▸ **WORK INSTRUCTIONS**
Give the number of lines in the records below that hold "image"; nothing else is needed.

════

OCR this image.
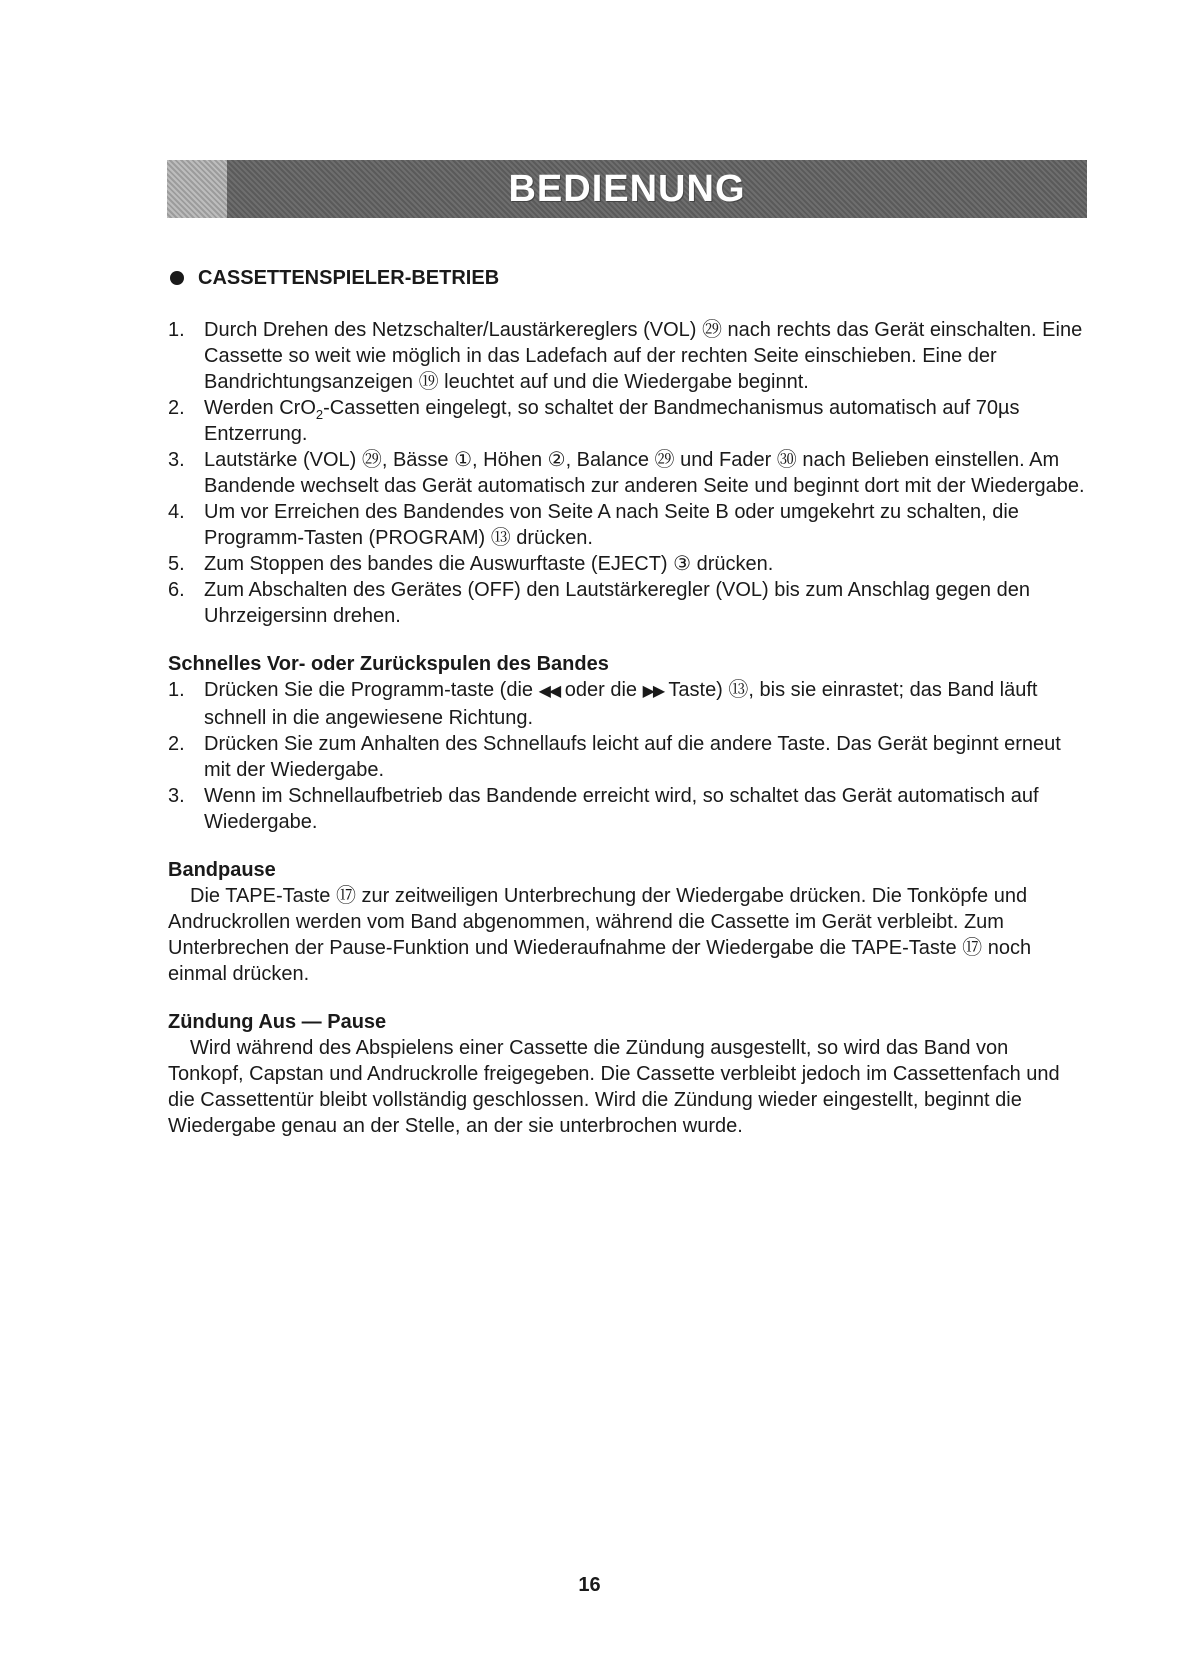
BEDIENUNG
CASSETTENSPIELER-BETRIEB
1. Durch Drehen des Netzschalter/Laustärkereglers (VOL) ㉙ nach rechts das Gerät einschalten. Eine Cassette so weit wie möglich in das Ladefach auf der rechten Seite einschieben. Eine der Bandrichtungsanzeigen ⑲ leuchtet auf und die Wiedergabe beginnt.
2. Werden CrO$_2$-Cassetten eingelegt, so schaltet der Bandmechanismus automatisch auf 70µs Entzerrung.
3. Lautstärke (VOL) ㉙, Bässe ①, Höhen ②, Balance ㉙ und Fader ㉚ nach Belieben einstellen. Am Bandende wechselt das Gerät automatisch zur anderen Seite und beginnt dort mit der Wiedergabe.
4. Um vor Erreichen des Bandendes von Seite A nach Seite B oder umgekehrt zu schalten, die Programm-Tasten (PROGRAM) ⑬ drücken.
5. Zum Stoppen des bandes die Auswurftaste (EJECT) ③ drücken.
6. Zum Abschalten des Gerätes (OFF) den Lautstärkeregler (VOL) bis zum Anschlag gegen den Uhrzeigersinn drehen.
Schnelles Vor- oder Zurückspulen des Bandes
1. Drücken Sie die Programm-taste (die ◀◀ oder die ▶▶ Taste) ⑬, bis sie einrastet; das Band läuft schnell in die angewiesene Richtung.
2. Drücken Sie zum Anhalten des Schnellaufs leicht auf die andere Taste. Das Gerät beginnt erneut mit der Wiedergabe.
3. Wenn im Schnellaufbetrieb das Bandende erreicht wird, so schaltet das Gerät automatisch auf Wiedergabe.
Bandpause

Die TAPE-Taste ⑰ zur zeitweiligen Unterbrechung der Wiedergabe drücken. Die Tonköpfe und Andruckrollen werden vom Band abgenommen, während die Cassette im Gerät verbleibt. Zum Unterbrechen der Pause-Funktion und Wiederaufnahme der Wiedergabe die TAPE-Taste ⑰ noch einmal drücken.

Zündung Aus — Pause

Wird während des Abspielens einer Cassette die Zündung ausgestellt, so wird das Band von Tonkopf, Capstan und Andruckrolle freigegeben. Die Cassette verbleibt jedoch im Cassettenfach und die Cassettentür bleibt vollständig geschlossen. Wird die Zündung wieder eingestellt, beginnt die Wiedergabe genau an der Stelle, an der sie unterbrochen wurde.

16
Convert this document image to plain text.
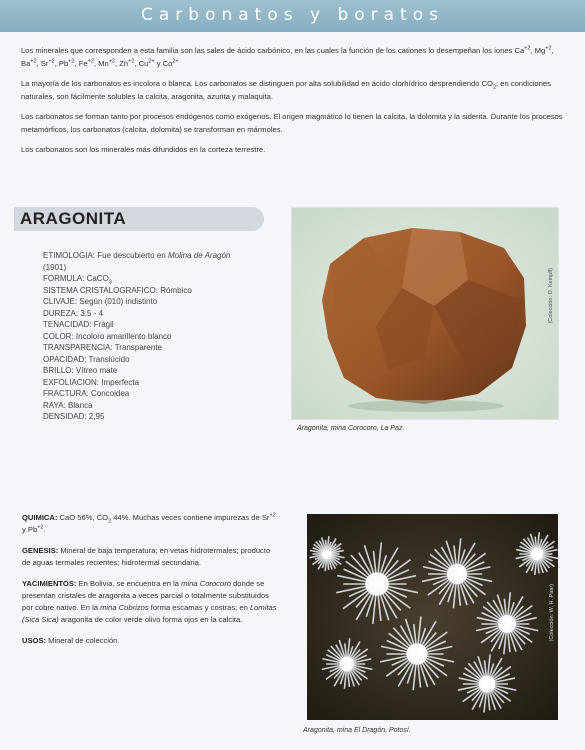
Carbonatos y boratos

Los minerales que corresponden a esta familia son las sales de ácido carbónico, en las cuales la función de los cationes lo desempeñan los iones $Ca^{+2}$, $Mg^{+2}$, $Ba^{+2}$, $Sr^{+2}$, $Pb^{+2}$, $Fe^{+2}$, $Mn^{+2}$, $Zn^{+2}$, $Cu^{2+}$ y $Co^{2+}$

La mayoría de los carbonatos es incolora o blanca. Los carbonatos se distinguen por alta solubilidad en ácido clorhídrico desprendiendo $CO_2$; en condiciones naturales, son fácilmente solubles la calcita, aragonita, azurita y malaquita.

Los carbonatos se forman tanto por procesos endógenos como exógenos. El origen magmático lo tienen la calcita, la dolomita y la siderita. Durante los procesos metamórficos, los carbonatos (calcita, dolomita) se transforman en mármoles.

Los carbonatos son los minerales más difundidos en la corteza terrestre.

ARAGONITA
ETIMOLOGIA: Fue descubierto en Molina de Aragón (1901)
FORMULA: CaCO$_3$
SISTEMA CRISTALOGRAFICO: Rómbico
CLIVAJE: Según (010) indistinto
DUREZA: 3,5 - 4
TENACIDAD: Frágil
COLOR: Incoloro amarillento blanco
TRANSPARENCIA: Transparente
OPACIDAD: Translúcido
BRILLO: Vítreo mate
EXFOLIACION: Imperfecta
FRACTURA: Concoidea
RAYA: Blanca
DENSIDAD: 2,95
(Colección: O. Kempff)
Aragonita, mina Corocoro, La Paz.

QUIMICA: CaO 56%, $CO_2$ 44%. Muchas veces contiene impurezas de $Sr^{+2}$ y $Pb^{+2}$.

GENESIS: Mineral de baja temperatura; en vetas hidrotermales; producto de aguas termales recientes; hidrotermal secundaria.

YACIMIENTOS: En Bolivia, se encuentra en la mina Corocoro donde se presentan cristales de aragonita a veces parcial o totalmente substituidos por cobre nativo. En la mina Cobrizos forma escamas y costras; en Lomitas (Sica Sica) aragonita de color verde olivo forma ojos en la calcita.

USOS: Mineral de colección.	(Colección: W. H. Paar)
Aragonita, mina El Dragón, Potosí.
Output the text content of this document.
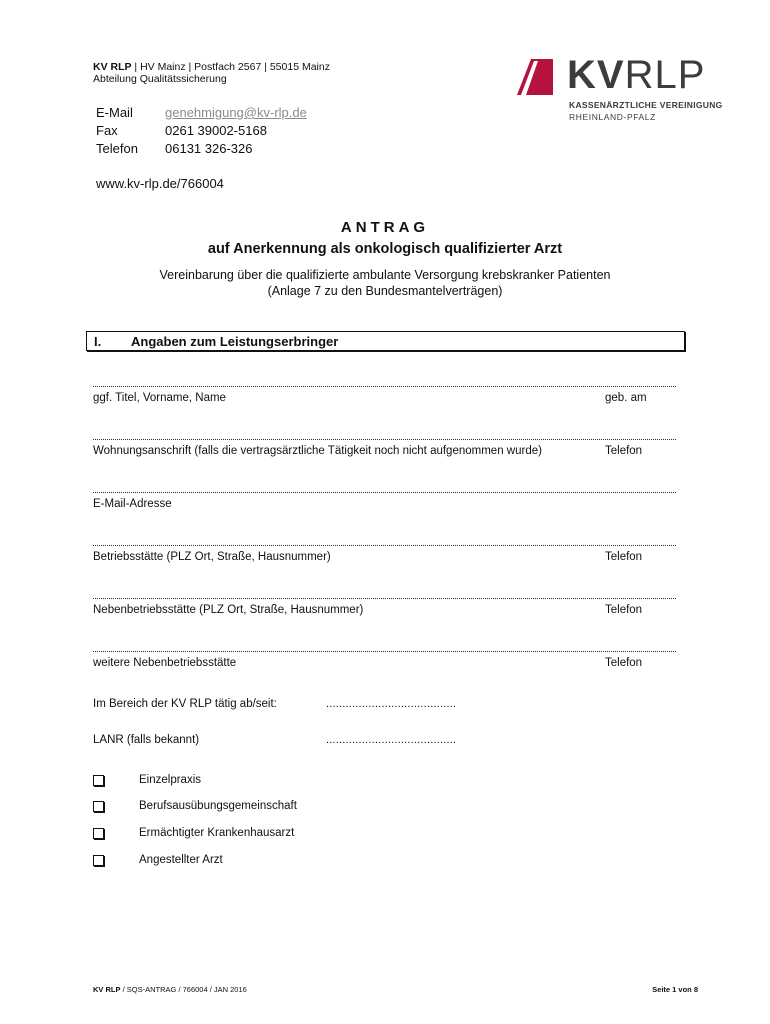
KV RLP | HV Mainz | Postfach 2567 | 55015 Mainz
Abteilung Qualitätssicherung
E-Mail genehmigung@kv-rlp.de
Fax	0261 39002-5168
Telefon 06131 326-326
www.kv-rlp.de/766004
KVRLP
KASSENÄRZTLICHE VEREINIGUNG
RHEINLAND-PFALZ
ANTRAG
auf Anerkennung als onkologisch qualifizierter Arzt
Vereinbarung über die qualifizierte ambulante Versorgung krebskranker Patienten
(Anlage 7 zu den Bundesmantelverträgen)
I. Angaben zum Leistungserbringer
ggf. Titel, Vorname, Name	geb. am
Wohnungsanschrift (falls die vertragsärztliche Tätigkeit noch nicht aufgenommen wurde)	Telefon
E-Mail-Adresse
Betriebsstätte (PLZ Ort, Straße, Hausnummer)	Telefon
Nebenbetriebsstätte (PLZ Ort, Straße, Hausnummer)	Telefon
weitere Nebenbetriebsstätte	Telefon
Im Bereich der KV RLP tätig ab/seit:	........................................
LANR (falls bekannt)	........................................
Einzelpraxis
Berufsausübungsgemeinschaft
Ermächtigter Krankenhausarzt
Angestellter Arzt
KV RLP / SQS-ANTRAG / 766004 / JAN 2016	Seite 1 von 8
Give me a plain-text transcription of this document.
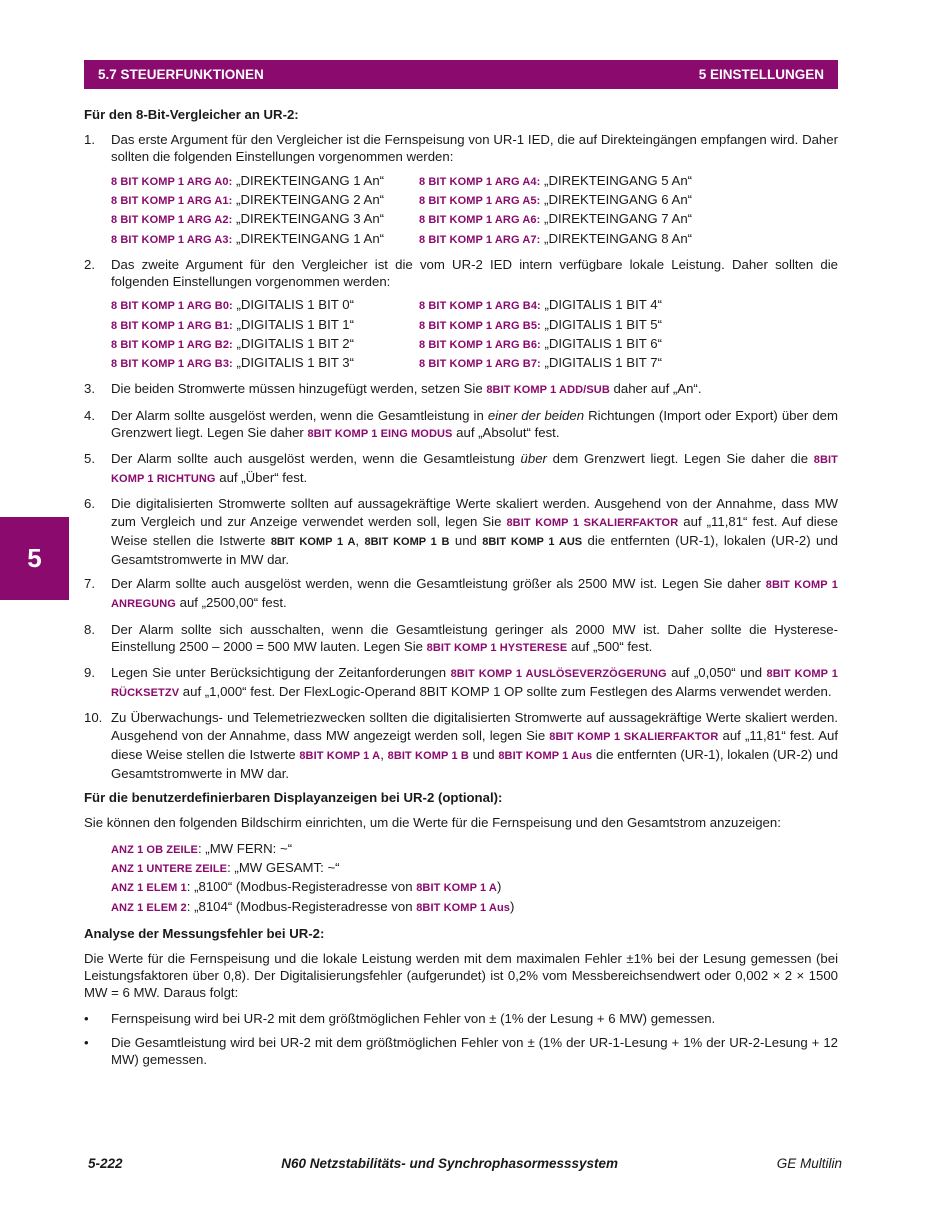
5.7 STEUERFUNKTIONEN	5 EINSTELLUNGEN
5
Für den 8-Bit-Vergleicher an UR-2:
1.	Das erste Argument für den Vergleicher ist die Fernspeisung von UR-1 IED, die auf Direkteingängen empfangen wird. Daher sollten die folgenden Einstellungen vorgenommen werden:
8 BIT KOMP 1 ARG A0: „DIREKTEINGANG 1 An“	8 BIT KOMP 1 ARG A4: „DIREKTEINGANG 5 An“
8 BIT KOMP 1 ARG A1: „DIREKTEINGANG 2 An“	8 BIT KOMP 1 ARG A5: „DIREKTEINGANG 6 An“
8 BIT KOMP 1 ARG A2: „DIREKTEINGANG 3 An“	8 BIT KOMP 1 ARG A6: „DIREKTEINGANG 7 An“
8 BIT KOMP 1 ARG A3: „DIREKTEINGANG 1 An“	8 BIT KOMP 1 ARG A7: „DIREKTEINGANG 8 An“
2.	Das zweite Argument für den Vergleicher ist die vom UR-2 IED intern verfügbare lokale Leistung. Daher sollten die folgenden Einstellungen vorgenommen werden:
8 BIT KOMP 1 ARG B0: „DIGITALIS 1 BIT 0“	8 BIT KOMP 1 ARG B4: „DIGITALIS 1 BIT 4“
8 BIT KOMP 1 ARG B1: „DIGITALIS 1 BIT 1“	8 BIT KOMP 1 ARG B5: „DIGITALIS 1 BIT 5“
8 BIT KOMP 1 ARG B2: „DIGITALIS 1 BIT 2“	8 BIT KOMP 1 ARG B6: „DIGITALIS 1 BIT 6“
8 BIT KOMP 1 ARG B3: „DIGITALIS 1 BIT 3“	8 BIT KOMP 1 ARG B7: „DIGITALIS 1 BIT 7“
3.	Die beiden Stromwerte müssen hinzugefügt werden, setzen Sie 8BIT KOMP 1 ADD/SUB daher auf „An“.
4.	Der Alarm sollte ausgelöst werden, wenn die Gesamtleistung in einer der beiden Richtungen (Import oder Export) über dem Grenzwert liegt. Legen Sie daher 8BIT KOMP 1 EING MODUS auf „Absolut“ fest.
5.	Der Alarm sollte auch ausgelöst werden, wenn die Gesamtleistung über dem Grenzwert liegt. Legen Sie daher die 8BIT KOMP 1 RICHTUNG auf „Über“ fest.
6.	Die digitalisierten Stromwerte sollten auf aussagekräftige Werte skaliert werden. Ausgehend von der Annahme, dass MW zum Vergleich und zur Anzeige verwendet werden soll, legen Sie 8BIT KOMP 1 SKALIERFAKTOR auf „11,81“ fest. Auf diese Weise stellen die Istwerte 8BIT KOMP 1 A, 8BIT KOMP 1 B und 8BIT KOMP 1 AUS die entfernten (UR-1), lokalen (UR-2) und Gesamtstromwerte in MW dar.
7.	Der Alarm sollte auch ausgelöst werden, wenn die Gesamtleistung größer als 2500 MW ist. Legen Sie daher 8BIT KOMP 1 ANREGUNG auf „2500,00“ fest.
8.	Der Alarm sollte sich ausschalten, wenn die Gesamtleistung geringer als 2000 MW ist. Daher sollte die Hysterese-Einstellung 2500 – 2000 = 500 MW lauten. Legen Sie 8BIT KOMP 1 HYSTERESE auf „500“ fest.
9.	Legen Sie unter Berücksichtigung der Zeitanforderungen 8BIT KOMP 1 AUSLÖSEVERZÖGERUNG auf „0,050“ und 8BIT KOMP 1 RÜCKSETZV auf „1,000“ fest. Der FlexLogic-Operand 8BIT KOMP 1 OP sollte zum Festlegen des Alarms verwendet werden.
10. Zu Überwachungs- und Telemetriezwecken sollten die digitalisierten Stromwerte auf aussagekräftige Werte skaliert werden. Ausgehend von der Annahme, dass MW angezeigt werden soll, legen Sie 8BIT KOMP 1 SKALIERFAKTOR auf „11,81“ fest. Auf diese Weise stellen die Istwerte 8BIT KOMP 1 A, 8BIT KOMP 1 B und 8BIT KOMP 1 Aus die entfernten (UR-1), lokalen (UR-2) und Gesamtstromwerte in MW dar.
Für die benutzerdefinierbaren Displayanzeigen bei UR-2 (optional):
Sie können den folgenden Bildschirm einrichten, um die Werte für die Fernspeisung und den Gesamtstrom anzuzeigen:
ANZ 1 OB ZEILE: „MW FERN: ~“
ANZ 1 UNTERE ZEILE: „MW GESAMT: ~“
ANZ 1 ELEM 1: „8100“ (Modbus-Registeradresse von 8BIT KOMP 1 A)
ANZ 1 ELEM 2: „8104“ (Modbus-Registeradresse von 8BIT KOMP 1 Aus)
Analyse der Messungsfehler bei UR-2:
Die Werte für die Fernspeisung und die lokale Leistung werden mit dem maximalen Fehler ±1% bei der Lesung gemessen (bei Leistungsfaktoren über 0,8). Der Digitalisierungsfehler (aufgerundet) ist 0,2% vom Messbereichsendwert oder 0,002 × 2 × 1500 MW = 6 MW. Daraus folgt:
•	Fernspeisung wird bei UR-2 mit dem größtmöglichen Fehler von ± (1% der Lesung + 6 MW) gemessen.
•	Die Gesamtleistung wird bei UR-2 mit dem größtmöglichen Fehler von ± (1% der UR-1-Lesung + 1% der UR-2-Lesung + 12 MW) gemessen.
5-222	N60 Netzstabilitäts- und Synchrophasormesssystem	GE Multilin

════

▸ **RESULT FOR THIS TASK**
2